Exercise instructions | Collect each line below that contains the string "Ward".

Supplied data |

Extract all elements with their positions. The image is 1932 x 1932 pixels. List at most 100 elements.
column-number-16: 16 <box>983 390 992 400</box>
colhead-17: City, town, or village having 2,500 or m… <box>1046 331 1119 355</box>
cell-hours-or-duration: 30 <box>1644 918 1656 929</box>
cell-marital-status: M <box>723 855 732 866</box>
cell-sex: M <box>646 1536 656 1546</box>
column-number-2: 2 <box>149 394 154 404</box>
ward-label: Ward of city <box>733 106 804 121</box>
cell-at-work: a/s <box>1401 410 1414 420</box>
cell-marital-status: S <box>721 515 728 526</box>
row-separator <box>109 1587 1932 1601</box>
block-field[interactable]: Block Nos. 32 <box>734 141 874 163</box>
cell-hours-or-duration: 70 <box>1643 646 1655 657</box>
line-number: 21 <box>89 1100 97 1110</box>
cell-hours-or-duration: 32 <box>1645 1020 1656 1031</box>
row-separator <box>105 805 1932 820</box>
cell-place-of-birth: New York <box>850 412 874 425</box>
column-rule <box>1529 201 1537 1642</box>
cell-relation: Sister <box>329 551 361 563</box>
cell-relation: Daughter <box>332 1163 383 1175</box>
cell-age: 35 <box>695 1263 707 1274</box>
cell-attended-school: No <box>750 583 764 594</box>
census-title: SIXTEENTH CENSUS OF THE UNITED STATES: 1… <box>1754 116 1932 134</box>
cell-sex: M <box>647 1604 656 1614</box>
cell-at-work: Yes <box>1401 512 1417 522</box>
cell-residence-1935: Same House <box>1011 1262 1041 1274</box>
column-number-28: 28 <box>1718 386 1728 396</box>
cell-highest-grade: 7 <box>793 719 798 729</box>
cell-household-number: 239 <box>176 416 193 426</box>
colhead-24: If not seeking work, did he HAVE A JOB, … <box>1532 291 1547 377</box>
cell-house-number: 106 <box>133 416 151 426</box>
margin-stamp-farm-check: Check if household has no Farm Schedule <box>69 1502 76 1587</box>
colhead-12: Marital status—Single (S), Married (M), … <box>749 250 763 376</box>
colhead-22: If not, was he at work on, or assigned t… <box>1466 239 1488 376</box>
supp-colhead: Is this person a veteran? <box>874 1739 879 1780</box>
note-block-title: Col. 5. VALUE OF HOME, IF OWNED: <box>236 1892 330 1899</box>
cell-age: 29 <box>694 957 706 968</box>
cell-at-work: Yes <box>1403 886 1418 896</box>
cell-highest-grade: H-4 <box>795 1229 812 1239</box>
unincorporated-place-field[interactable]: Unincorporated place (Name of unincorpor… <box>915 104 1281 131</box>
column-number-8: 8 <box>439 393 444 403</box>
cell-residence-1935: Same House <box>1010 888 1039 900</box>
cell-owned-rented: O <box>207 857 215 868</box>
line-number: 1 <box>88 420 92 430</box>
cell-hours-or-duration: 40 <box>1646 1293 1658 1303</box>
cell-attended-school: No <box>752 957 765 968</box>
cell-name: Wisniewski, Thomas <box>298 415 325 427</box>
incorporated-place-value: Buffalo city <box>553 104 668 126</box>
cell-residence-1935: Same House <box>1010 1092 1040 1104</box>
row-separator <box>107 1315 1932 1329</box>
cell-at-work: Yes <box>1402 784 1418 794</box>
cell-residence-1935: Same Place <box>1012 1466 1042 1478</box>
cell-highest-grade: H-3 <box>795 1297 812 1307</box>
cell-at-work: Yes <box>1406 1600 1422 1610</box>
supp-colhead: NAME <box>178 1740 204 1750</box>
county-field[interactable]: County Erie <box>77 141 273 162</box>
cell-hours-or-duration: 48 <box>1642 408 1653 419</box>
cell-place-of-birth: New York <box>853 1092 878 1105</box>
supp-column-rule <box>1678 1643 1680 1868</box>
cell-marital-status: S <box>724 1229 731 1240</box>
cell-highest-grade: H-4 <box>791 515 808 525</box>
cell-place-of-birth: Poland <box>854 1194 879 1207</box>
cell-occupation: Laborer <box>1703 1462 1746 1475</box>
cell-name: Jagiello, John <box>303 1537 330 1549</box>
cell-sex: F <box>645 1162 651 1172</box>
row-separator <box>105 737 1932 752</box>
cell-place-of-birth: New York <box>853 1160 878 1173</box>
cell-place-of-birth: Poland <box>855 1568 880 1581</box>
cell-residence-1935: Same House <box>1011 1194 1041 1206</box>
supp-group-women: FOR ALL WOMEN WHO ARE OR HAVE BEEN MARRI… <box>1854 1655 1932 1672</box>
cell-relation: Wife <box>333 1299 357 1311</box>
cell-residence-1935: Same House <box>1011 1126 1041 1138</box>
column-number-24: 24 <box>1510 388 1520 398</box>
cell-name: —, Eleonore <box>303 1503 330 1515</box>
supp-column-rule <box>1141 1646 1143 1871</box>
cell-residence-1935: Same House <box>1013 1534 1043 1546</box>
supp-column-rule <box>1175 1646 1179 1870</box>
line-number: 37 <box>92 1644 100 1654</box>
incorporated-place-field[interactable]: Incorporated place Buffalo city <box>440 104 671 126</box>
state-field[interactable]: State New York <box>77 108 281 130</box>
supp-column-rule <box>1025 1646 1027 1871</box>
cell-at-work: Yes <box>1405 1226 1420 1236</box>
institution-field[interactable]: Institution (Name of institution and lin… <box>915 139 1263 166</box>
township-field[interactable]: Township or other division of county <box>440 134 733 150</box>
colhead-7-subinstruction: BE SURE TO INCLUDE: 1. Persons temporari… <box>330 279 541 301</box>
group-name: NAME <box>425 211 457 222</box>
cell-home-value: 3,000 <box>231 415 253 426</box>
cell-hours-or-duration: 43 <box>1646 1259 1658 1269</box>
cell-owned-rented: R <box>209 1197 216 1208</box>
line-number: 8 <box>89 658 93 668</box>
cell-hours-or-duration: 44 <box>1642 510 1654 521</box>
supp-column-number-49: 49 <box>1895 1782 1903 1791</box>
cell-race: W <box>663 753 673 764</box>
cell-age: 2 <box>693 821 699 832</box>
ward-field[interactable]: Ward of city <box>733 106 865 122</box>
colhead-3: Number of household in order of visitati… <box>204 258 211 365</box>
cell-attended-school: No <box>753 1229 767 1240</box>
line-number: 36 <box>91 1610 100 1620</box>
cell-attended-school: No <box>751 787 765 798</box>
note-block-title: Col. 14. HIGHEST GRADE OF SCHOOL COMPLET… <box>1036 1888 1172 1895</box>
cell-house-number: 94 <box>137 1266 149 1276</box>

Complete answer |
ward-label: Ward of city <box>733 106 804 121</box>
ward-field[interactable]: Ward of city <box>733 106 865 122</box>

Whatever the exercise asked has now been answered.